▸ **To do**
Copy every line of the records below where the word "göre" occurs.

▸ **Data for the task**

————————

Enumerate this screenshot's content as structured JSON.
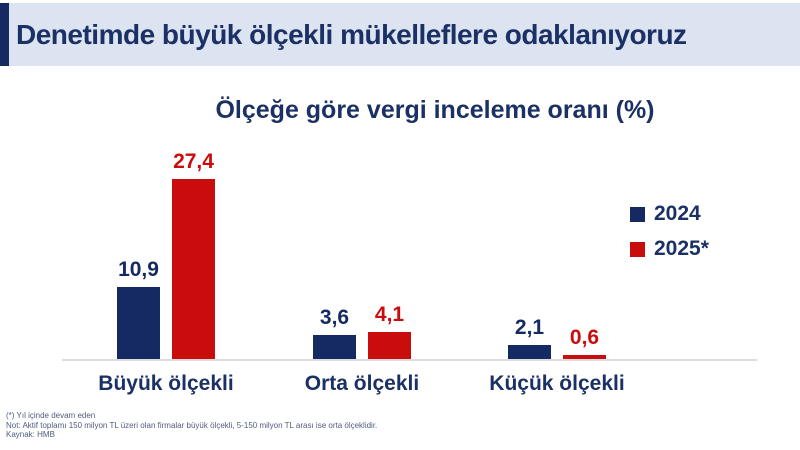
{
  "header": {
    "title": "Denetimde büyük ölçekli mükelleflere odaklanıyoruz"
  },
  "chart": {
    "title": "Ölçeğe göre vergi inceleme oranı (%)"
  },
  "chart_data": {
    "type": "bar",
    "title": "Ölçeğe göre vergi inceleme oranı (%)",
    "categories": [
      "Büyük ölçekli",
      "Orta ölçekli",
      "Küçük ölçekli"
    ],
    "series": [
      {
        "name": "2024",
        "color": "#152A62",
        "values": [
          10.9,
          3.6,
          2.1
        ],
        "labels": [
          "10,9",
          "3,6",
          "2,1"
        ]
      },
      {
        "name": "2025*",
        "color": "#C90D0D",
        "values": [
          27.4,
          4.1,
          0.6
        ],
        "labels": [
          "27,4",
          "4,1",
          "0,6"
        ]
      }
    ],
    "ylim": [
      0,
      30
    ],
    "grid": false,
    "legend_position": "right",
    "value_labels_shown": true,
    "decimal_separator": "comma"
  },
  "footnotes": [
    "(*) Yıl içinde devam eden",
    "Not:  Aktif toplamı 150 milyon TL üzeri olan firmalar büyük ölçekli, 5-150 milyon TL arası ise orta ölçeklidir.",
    "Kaynak: HMB"
  ],
  "colors": {
    "navy": "#152A62",
    "red": "#C90D0D",
    "banner_bg": "#DCE4F1",
    "title_text": "#1B3064",
    "baseline": "#DCDCDC",
    "footnote_text": "#505C80"
  }
}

————————

▸ **Task output**
    "title": "Ölçeğe göre vergi inceleme oranı (%)"
    "title": "Ölçeğe göre vergi inceleme oranı (%)",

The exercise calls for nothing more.